> _PROBLEM DESCRIPTION_: Provide only the number of lines in the data below that contain the string "JSON".
═════ TASK INPUTS ═════
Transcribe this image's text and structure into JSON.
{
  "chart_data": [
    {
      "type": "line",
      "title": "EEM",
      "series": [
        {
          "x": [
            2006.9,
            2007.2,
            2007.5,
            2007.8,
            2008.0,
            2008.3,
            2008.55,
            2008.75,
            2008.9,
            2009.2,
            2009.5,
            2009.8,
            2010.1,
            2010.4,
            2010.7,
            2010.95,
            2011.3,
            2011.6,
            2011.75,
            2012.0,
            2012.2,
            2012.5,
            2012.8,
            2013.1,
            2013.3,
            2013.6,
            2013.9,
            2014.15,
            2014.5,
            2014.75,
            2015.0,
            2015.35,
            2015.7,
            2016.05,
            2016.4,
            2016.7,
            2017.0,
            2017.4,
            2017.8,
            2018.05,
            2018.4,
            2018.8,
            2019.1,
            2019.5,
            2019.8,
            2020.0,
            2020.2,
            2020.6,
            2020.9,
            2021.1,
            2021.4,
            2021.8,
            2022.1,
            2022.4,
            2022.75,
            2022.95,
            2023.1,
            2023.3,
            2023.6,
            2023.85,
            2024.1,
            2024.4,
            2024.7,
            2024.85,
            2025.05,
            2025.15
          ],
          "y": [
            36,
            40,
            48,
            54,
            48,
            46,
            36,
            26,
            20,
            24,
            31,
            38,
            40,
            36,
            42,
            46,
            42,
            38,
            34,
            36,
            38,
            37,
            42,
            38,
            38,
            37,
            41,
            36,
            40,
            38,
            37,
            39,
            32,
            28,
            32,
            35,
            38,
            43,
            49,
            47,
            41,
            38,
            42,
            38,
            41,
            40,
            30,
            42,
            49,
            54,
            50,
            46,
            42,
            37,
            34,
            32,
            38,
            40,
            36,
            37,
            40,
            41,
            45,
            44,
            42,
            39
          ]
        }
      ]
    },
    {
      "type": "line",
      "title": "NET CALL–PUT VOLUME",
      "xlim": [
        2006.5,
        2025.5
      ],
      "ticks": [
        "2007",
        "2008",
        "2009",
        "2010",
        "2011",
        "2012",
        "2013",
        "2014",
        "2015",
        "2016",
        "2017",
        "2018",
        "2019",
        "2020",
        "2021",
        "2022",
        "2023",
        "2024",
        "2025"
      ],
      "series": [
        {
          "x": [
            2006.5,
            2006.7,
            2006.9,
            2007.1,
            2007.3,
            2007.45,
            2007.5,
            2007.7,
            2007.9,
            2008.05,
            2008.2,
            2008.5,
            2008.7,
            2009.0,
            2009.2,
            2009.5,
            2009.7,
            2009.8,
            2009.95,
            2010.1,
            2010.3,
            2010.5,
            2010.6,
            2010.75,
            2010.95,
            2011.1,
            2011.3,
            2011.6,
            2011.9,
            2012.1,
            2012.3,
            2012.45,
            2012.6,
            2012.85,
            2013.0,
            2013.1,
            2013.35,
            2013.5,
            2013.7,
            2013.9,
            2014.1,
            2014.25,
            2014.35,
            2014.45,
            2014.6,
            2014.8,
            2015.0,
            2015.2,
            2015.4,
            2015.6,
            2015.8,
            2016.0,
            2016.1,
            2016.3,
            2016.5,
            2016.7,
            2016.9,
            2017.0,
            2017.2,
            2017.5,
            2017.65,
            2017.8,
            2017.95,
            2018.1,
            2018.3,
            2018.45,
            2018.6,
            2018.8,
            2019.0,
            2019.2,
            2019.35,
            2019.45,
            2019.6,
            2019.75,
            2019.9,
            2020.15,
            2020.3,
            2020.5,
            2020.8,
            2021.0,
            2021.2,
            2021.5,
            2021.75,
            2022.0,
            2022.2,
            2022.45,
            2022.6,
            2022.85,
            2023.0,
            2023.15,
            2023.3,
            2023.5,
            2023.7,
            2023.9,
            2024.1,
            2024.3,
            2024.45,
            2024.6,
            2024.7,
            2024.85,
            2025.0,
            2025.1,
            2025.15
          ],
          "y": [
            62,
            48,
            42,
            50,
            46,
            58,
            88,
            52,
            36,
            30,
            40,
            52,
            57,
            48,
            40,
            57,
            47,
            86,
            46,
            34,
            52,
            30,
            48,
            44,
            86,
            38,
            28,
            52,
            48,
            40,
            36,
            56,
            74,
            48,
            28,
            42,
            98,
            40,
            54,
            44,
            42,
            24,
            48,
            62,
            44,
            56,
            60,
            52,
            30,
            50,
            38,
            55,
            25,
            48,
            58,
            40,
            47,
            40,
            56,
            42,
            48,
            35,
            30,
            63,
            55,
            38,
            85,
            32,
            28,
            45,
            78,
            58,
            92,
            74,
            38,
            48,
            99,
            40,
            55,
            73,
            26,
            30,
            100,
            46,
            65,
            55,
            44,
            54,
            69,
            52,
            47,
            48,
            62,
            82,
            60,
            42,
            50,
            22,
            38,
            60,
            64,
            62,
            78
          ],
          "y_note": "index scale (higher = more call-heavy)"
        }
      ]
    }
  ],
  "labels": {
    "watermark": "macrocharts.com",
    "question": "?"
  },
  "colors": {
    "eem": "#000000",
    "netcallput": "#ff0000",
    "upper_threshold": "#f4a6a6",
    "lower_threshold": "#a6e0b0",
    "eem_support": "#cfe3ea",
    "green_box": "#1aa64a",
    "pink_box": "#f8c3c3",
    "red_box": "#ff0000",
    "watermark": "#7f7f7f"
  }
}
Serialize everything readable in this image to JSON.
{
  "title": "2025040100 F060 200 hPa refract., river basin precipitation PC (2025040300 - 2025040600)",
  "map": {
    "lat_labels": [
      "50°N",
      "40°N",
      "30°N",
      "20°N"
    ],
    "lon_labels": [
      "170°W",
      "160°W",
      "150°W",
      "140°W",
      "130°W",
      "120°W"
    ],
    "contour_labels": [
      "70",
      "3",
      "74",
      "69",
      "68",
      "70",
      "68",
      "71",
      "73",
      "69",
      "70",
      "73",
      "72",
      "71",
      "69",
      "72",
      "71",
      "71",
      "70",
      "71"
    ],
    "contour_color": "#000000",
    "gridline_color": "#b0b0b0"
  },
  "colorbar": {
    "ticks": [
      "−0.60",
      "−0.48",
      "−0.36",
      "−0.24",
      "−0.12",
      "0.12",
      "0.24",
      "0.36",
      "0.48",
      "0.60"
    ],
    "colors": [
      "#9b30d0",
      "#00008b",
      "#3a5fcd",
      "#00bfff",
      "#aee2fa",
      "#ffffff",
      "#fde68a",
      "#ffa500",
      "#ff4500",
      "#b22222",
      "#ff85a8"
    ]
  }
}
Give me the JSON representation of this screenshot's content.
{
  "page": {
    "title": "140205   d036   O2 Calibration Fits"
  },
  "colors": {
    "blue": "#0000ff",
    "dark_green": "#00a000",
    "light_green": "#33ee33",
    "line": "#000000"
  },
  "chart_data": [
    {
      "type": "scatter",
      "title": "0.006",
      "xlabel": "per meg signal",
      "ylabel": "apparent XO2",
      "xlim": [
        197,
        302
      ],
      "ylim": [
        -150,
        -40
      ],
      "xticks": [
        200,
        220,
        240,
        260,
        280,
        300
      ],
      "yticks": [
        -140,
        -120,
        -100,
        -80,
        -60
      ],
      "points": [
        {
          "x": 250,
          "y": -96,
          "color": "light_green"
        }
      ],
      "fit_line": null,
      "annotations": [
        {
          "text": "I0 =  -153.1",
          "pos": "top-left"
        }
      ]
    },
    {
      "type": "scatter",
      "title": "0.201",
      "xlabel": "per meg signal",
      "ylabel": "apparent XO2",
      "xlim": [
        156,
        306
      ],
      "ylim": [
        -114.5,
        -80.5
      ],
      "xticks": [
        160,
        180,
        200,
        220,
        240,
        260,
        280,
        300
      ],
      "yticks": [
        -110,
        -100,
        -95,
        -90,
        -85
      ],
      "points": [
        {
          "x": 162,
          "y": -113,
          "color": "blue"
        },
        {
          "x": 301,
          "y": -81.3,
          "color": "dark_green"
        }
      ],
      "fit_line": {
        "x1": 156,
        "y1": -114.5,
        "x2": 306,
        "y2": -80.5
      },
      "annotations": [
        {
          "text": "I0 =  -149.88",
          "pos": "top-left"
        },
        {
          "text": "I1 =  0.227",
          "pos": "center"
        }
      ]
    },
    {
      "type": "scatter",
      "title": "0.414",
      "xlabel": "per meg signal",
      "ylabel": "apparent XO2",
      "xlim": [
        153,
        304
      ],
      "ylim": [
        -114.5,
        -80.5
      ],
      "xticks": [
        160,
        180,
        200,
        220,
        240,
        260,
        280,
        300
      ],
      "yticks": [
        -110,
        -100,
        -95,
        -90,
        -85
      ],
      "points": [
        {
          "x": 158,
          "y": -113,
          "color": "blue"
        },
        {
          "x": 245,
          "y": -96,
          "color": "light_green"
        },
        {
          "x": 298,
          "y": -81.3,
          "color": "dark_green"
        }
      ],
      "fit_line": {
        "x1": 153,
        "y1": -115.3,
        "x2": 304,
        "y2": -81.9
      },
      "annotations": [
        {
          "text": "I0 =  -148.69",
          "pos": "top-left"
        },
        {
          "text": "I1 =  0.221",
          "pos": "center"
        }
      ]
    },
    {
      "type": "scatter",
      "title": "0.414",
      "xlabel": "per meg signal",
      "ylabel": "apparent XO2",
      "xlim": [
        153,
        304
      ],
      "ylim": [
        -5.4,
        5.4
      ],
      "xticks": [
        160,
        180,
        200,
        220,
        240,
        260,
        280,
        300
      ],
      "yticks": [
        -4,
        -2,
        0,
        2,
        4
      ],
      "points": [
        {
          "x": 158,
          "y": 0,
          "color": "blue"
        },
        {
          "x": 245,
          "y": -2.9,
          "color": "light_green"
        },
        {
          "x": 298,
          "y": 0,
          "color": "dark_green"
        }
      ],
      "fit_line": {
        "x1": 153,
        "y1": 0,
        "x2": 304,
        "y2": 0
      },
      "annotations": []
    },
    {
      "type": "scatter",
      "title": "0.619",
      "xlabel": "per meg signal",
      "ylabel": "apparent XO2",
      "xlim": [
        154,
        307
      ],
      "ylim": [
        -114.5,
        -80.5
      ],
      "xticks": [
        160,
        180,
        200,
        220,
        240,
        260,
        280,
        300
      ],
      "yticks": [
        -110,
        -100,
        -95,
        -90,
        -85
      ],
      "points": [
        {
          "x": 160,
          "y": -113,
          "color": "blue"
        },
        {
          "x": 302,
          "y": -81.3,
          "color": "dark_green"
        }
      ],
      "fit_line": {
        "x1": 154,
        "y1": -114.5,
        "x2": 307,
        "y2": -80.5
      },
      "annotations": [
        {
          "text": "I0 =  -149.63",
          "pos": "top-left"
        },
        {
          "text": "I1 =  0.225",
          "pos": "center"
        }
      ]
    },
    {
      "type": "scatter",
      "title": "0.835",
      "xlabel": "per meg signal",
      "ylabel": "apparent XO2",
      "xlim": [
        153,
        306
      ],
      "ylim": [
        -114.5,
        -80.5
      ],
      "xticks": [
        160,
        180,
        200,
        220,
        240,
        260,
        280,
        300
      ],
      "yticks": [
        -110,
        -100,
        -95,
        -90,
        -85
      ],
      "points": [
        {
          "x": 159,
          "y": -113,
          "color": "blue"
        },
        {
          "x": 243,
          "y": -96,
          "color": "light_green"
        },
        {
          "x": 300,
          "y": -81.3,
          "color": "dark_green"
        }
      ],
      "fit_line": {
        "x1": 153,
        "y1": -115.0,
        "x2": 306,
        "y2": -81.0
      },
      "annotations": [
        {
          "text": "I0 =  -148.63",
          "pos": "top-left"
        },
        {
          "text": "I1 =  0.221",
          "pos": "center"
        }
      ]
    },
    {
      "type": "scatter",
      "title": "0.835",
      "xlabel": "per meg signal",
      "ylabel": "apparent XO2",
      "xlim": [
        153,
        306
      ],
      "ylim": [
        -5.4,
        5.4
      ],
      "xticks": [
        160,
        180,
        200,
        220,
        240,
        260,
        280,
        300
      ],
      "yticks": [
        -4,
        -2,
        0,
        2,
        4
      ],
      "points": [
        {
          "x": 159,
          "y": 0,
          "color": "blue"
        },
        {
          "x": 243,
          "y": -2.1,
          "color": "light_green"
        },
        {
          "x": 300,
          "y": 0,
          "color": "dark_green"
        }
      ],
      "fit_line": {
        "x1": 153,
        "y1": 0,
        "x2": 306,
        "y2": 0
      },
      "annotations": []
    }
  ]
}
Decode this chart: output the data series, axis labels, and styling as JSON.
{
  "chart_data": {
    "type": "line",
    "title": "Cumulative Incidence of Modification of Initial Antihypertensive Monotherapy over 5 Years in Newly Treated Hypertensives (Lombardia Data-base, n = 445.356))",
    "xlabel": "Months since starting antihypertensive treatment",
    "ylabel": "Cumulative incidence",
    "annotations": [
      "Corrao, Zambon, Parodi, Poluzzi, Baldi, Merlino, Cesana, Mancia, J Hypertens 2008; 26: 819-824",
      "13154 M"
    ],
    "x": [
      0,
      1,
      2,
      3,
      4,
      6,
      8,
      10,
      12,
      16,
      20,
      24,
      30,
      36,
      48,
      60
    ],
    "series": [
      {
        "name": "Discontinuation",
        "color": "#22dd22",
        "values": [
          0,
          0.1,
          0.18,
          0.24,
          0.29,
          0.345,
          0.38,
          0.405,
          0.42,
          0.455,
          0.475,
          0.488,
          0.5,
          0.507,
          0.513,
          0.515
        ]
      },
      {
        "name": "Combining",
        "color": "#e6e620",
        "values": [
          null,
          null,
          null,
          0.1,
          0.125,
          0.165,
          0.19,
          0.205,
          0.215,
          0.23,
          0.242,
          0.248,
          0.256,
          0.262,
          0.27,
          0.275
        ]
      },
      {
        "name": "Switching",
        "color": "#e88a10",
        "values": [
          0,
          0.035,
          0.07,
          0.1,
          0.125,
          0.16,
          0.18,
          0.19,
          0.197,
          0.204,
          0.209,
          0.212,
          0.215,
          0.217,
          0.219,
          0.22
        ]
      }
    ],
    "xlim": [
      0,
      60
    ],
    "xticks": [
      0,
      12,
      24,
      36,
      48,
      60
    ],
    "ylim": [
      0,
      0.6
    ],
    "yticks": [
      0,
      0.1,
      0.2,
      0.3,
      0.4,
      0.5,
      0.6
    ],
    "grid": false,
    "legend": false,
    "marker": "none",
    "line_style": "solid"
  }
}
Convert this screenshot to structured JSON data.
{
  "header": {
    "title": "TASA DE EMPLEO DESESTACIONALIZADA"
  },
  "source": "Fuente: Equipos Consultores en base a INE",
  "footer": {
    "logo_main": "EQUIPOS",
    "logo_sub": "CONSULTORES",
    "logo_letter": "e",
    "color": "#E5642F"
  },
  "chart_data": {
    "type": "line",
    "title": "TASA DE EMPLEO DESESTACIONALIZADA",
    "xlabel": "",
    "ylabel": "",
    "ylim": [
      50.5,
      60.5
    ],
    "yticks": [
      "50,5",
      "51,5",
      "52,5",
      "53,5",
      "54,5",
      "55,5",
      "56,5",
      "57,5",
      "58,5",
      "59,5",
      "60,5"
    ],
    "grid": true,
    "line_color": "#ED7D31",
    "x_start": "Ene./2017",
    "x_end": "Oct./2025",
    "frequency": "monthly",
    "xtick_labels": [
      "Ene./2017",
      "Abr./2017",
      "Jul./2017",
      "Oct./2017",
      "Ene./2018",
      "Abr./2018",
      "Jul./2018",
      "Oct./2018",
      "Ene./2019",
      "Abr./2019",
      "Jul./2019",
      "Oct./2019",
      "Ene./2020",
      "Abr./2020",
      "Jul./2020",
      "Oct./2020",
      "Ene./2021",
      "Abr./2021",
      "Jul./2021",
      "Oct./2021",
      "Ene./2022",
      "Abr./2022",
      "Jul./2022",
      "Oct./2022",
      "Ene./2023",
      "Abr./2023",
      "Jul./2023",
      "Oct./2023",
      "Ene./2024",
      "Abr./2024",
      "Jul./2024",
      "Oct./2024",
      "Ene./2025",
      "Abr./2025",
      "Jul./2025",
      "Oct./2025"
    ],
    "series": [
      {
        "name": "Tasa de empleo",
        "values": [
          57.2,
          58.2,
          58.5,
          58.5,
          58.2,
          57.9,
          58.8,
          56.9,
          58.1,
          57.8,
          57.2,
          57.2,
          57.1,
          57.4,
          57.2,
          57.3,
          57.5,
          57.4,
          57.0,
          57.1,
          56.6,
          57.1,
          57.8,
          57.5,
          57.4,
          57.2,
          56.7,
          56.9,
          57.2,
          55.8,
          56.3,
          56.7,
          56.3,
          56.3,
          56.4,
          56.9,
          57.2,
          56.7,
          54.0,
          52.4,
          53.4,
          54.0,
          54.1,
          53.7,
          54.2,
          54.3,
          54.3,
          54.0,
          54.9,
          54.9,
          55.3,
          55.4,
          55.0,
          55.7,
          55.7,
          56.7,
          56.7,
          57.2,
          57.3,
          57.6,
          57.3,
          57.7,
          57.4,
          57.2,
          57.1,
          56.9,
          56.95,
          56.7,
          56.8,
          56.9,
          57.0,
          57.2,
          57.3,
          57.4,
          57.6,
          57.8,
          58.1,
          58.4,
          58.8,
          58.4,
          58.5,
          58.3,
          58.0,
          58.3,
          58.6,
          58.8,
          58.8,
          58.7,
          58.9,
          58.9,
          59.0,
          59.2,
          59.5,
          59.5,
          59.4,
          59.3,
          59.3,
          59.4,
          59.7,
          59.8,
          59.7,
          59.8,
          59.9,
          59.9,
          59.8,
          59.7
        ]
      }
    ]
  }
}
═════
> _EXERCISE OUTPUT_: 5